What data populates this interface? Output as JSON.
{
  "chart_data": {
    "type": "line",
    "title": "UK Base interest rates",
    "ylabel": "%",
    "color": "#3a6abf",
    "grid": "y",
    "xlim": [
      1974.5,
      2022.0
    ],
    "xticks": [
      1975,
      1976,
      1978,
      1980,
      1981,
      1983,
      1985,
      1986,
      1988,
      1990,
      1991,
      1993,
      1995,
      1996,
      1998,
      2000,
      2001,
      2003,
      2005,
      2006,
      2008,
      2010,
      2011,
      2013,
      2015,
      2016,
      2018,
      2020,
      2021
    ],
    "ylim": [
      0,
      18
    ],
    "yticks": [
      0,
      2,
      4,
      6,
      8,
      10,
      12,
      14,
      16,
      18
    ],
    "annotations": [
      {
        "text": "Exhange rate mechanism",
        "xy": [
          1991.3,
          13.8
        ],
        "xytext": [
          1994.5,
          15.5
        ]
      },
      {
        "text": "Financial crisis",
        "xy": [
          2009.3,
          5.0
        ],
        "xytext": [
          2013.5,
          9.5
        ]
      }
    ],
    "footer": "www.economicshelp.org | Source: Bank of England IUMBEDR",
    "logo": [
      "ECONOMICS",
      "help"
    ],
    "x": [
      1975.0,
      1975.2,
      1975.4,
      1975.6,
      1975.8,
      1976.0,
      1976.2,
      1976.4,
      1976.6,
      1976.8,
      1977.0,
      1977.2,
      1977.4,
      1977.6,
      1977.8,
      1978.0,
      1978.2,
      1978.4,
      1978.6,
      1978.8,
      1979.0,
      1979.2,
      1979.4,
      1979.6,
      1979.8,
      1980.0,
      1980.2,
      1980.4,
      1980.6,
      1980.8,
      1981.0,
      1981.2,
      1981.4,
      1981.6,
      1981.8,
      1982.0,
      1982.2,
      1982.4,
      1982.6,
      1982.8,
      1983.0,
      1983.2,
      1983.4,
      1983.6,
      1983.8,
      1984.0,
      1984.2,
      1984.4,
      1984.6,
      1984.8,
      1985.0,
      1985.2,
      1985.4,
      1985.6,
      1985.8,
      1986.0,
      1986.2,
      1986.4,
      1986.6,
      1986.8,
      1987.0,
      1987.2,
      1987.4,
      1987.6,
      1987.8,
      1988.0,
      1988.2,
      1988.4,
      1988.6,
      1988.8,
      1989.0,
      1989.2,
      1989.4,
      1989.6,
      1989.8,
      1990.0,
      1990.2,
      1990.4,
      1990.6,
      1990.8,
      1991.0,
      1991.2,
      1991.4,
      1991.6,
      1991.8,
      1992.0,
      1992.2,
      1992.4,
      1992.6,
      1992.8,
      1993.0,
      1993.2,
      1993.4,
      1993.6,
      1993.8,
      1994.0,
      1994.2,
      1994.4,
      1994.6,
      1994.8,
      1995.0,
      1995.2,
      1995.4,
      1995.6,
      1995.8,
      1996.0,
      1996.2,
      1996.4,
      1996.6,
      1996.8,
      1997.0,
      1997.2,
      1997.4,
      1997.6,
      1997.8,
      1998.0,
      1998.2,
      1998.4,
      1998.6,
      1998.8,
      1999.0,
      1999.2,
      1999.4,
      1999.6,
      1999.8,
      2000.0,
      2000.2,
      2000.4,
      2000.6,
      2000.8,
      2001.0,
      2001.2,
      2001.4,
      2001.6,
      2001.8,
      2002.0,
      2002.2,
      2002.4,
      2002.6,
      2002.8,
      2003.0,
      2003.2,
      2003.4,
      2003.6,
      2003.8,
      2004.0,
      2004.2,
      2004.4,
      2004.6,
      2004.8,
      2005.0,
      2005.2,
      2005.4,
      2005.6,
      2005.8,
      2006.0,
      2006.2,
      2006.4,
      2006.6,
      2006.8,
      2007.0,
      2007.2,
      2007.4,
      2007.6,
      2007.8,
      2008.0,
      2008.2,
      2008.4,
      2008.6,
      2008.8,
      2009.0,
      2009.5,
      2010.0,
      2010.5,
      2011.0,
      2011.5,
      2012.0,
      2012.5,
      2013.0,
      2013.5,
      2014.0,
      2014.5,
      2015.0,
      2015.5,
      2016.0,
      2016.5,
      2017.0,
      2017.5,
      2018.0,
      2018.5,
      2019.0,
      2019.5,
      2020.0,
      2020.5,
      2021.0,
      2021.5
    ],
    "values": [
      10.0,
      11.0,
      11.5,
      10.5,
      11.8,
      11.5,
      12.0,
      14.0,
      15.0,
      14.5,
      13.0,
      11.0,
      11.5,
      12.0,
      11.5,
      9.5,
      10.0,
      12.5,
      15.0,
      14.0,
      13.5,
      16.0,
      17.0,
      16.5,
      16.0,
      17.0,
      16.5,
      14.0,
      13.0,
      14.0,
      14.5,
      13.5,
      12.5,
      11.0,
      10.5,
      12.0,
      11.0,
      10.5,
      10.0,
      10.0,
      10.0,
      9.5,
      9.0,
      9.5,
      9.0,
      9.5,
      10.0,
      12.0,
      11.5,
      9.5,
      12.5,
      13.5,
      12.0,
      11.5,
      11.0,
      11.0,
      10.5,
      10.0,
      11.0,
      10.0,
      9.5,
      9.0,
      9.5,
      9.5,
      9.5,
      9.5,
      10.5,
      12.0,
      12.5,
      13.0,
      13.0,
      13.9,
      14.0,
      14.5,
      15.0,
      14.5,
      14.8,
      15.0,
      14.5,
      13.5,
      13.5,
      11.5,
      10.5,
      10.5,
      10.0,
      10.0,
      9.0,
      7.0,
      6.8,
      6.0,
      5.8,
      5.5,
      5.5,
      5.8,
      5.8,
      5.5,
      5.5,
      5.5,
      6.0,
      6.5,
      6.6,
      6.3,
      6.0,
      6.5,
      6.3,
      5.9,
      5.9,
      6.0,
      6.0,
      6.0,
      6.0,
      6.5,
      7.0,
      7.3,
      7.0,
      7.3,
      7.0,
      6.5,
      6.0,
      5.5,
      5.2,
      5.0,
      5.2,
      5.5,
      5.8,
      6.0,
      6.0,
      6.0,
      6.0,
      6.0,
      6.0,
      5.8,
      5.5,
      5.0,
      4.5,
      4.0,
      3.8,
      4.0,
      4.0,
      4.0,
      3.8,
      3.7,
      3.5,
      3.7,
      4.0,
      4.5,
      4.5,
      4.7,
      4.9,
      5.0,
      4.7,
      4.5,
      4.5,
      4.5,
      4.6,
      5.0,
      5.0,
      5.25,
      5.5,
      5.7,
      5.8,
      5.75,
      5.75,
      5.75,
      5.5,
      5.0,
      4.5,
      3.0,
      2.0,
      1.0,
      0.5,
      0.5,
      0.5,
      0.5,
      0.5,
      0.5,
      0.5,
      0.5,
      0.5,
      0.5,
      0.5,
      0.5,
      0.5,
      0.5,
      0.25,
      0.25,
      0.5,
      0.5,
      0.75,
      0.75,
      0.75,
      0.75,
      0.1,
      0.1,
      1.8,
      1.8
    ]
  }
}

....................

**EXERCISE TASK**
Reproduce every record above exactly as it appears.

**THE SOLUTION**
What data populates this interface? Output as JSON.
{
  "chart_data": {
    "type": "line",
    "title": "UK Base interest rates",
    "ylabel": "%",
    "color": "#3a6abf",
    "grid": "y",
    "xlim": [
      1974.5,
      2022.0
    ],
    "xticks": [
      1975,
      1976,
      1978,
      1980,
      1981,
      1983,
      1985,
      1986,
      1988,
      1990,
      1991,
      1993,
      1995,
      1996,
      1998,
      2000,
      2001,
      2003,
      2005,
      2006,
      2008,
      2010,
      2011,
      2013,
      2015,
      2016,
      2018,
      2020,
      2021
    ],
    "ylim": [
      0,
      18
    ],
    "yticks": [
      0,
      2,
      4,
      6,
      8,
      10,
      12,
      14,
      16,
      18
    ],
    "annotations": [
      {
        "text": "Exhange rate mechanism",
        "xy": [
          1991.3,
          13.8
        ],
        "xytext": [
          1994.5,
          15.5
        ]
      },
      {
        "text": "Financial crisis",
        "xy": [
          2009.3,
          5.0
        ],
        "xytext": [
          2013.5,
          9.5
        ]
      }
    ],
    "footer": "www.economicshelp.org | Source: Bank of England IUMBEDR",
    "logo": [
      "ECONOMICS",
      "help"
    ],
    "x": [
      1975.0,
      1975.2,
      1975.4,
      1975.6,
      1975.8,
      1976.0,
      1976.2,
      1976.4,
      1976.6,
      1976.8,
      1977.0,
      1977.2,
      1977.4,
      1977.6,
      1977.8,
      1978.0,
      1978.2,
      1978.4,
      1978.6,
      1978.8,
      1979.0,
      1979.2,
      1979.4,
      1979.6,
      1979.8,
      1980.0,
      1980.2,
      1980.4,
      1980.6,
      1980.8,
      1981.0,
      1981.2,
      1981.4,
      1981.6,
      1981.8,
      1982.0,
      1982.2,
      1982.4,
      1982.6,
      1982.8,
      1983.0,
      1983.2,
      1983.4,
      1983.6,
      1983.8,
      1984.0,
      1984.2,
      1984.4,
      1984.6,
      1984.8,
      1985.0,
      1985.2,
      1985.4,
      1985.6,
      1985.8,
      1986.0,
      1986.2,
      1986.4,
      1986.6,
      1986.8,
      1987.0,
      1987.2,
      1987.4,
      1987.6,
      1987.8,
      1988.0,
      1988.2,
      1988.4,
      1988.6,
      1988.8,
      1989.0,
      1989.2,
      1989.4,
      1989.6,
      1989.8,
      1990.0,
      1990.2,
      1990.4,
      1990.6,
      1990.8,
      1991.0,
      1991.2,
      1991.4,
      1991.6,
      1991.8,
      1992.0,
      1992.2,
      1992.4,
      1992.6,
      1992.8,
      1993.0,
      1993.2,
      1993.4,
      1993.6,
      1993.8,
      1994.0,
      1994.2,
      1994.4,
      1994.6,
      1994.8,
      1995.0,
      1995.2,
      1995.4,
      1995.6,
      1995.8,
      1996.0,
      1996.2,
      1996.4,
      1996.6,
      1996.8,
      1997.0,
      1997.2,
      1997.4,
      1997.6,
      1997.8,
      1998.0,
      1998.2,
      1998.4,
      1998.6,
      1998.8,
      1999.0,
      1999.2,
      1999.4,
      1999.6,
      1999.8,
      2000.0,
      2000.2,
      2000.4,
      2000.6,
      2000.8,
      2001.0,
      2001.2,
      2001.4,
      2001.6,
      2001.8,
      2002.0,
      2002.2,
      2002.4,
      2002.6,
      2002.8,
      2003.0,
      2003.2,
      2003.4,
      2003.6,
      2003.8,
      2004.0,
      2004.2,
      2004.4,
      2004.6,
      2004.8,
      2005.0,
      2005.2,
      2005.4,
      2005.6,
      2005.8,
      2006.0,
      2006.2,
      2006.4,
      2006.6,
      2006.8,
      2007.0,
      2007.2,
      2007.4,
      2007.6,
      2007.8,
      2008.0,
      2008.2,
      2008.4,
      2008.6,
      2008.8,
      2009.0,
      2009.5,
      2010.0,
      2010.5,
      2011.0,
      2011.5,
      2012.0,
      2012.5,
      2013.0,
      2013.5,
      2014.0,
      2014.5,
      2015.0,
      2015.5,
      2016.0,
      2016.5,
      2017.0,
      2017.5,
      2018.0,
      2018.5,
      2019.0,
      2019.5,
      2020.0,
      2020.5,
      2021.0,
      2021.5
    ],
    "values": [
      10.0,
      11.0,
      11.5,
      10.5,
      11.8,
      11.5,
      12.0,
      14.0,
      15.0,
      14.5,
      13.0,
      11.0,
      11.5,
      12.0,
      11.5,
      9.5,
      10.0,
      12.5,
      15.0,
      14.0,
      13.5,
      16.0,
      17.0,
      16.5,
      16.0,
      17.0,
      16.5,
      14.0,
      13.0,
      14.0,
      14.5,
      13.5,
      12.5,
      11.0,
      10.5,
      12.0,
      11.0,
      10.5,
      10.0,
      10.0,
      10.0,
      9.5,
      9.0,
      9.5,
      9.0,
      9.5,
      10.0,
      12.0,
      11.5,
      9.5,
      12.5,
      13.5,
      12.0,
      11.5,
      11.0,
      11.0,
      10.5,
      10.0,
      11.0,
      10.0,
      9.5,
      9.0,
      9.5,
      9.5,
      9.5,
      9.5,
      10.5,
      12.0,
      12.5,
      13.0,
      13.0,
      13.9,
      14.0,
      14.5,
      15.0,
      14.5,
      14.8,
      15.0,
      14.5,
      13.5,
      13.5,
      11.5,
      10.5,
      10.5,
      10.0,
      10.0,
      9.0,
      7.0,
      6.8,
      6.0,
      5.8,
      5.5,
      5.5,
      5.8,
      5.8,
      5.5,
      5.5,
      5.5,
      6.0,
      6.5,
      6.6,
      6.3,
      6.0,
      6.5,
      6.3,
      5.9,
      5.9,
      6.0,
      6.0,
      6.0,
      6.0,
      6.5,
      7.0,
      7.3,
      7.0,
      7.3,
      7.0,
      6.5,
      6.0,
      5.5,
      5.2,
      5.0,
      5.2,
      5.5,
      5.8,
      6.0,
      6.0,
      6.0,
      6.0,
      6.0,
      6.0,
      5.8,
      5.5,
      5.0,
      4.5,
      4.0,
      3.8,
      4.0,
      4.0,
      4.0,
      3.8,
      3.7,
      3.5,
      3.7,
      4.0,
      4.5,
      4.5,
      4.7,
      4.9,
      5.0,
      4.7,
      4.5,
      4.5,
      4.5,
      4.6,
      5.0,
      5.0,
      5.25,
      5.5,
      5.7,
      5.8,
      5.75,
      5.75,
      5.75,
      5.5,
      5.0,
      4.5,
      3.0,
      2.0,
      1.0,
      0.5,
      0.5,
      0.5,
      0.5,
      0.5,
      0.5,
      0.5,
      0.5,
      0.5,
      0.5,
      0.5,
      0.5,
      0.5,
      0.5,
      0.25,
      0.25,
      0.5,
      0.5,
      0.75,
      0.75,
      0.75,
      0.75,
      0.1,
      0.1,
      1.8,
      1.8
    ]
  }
}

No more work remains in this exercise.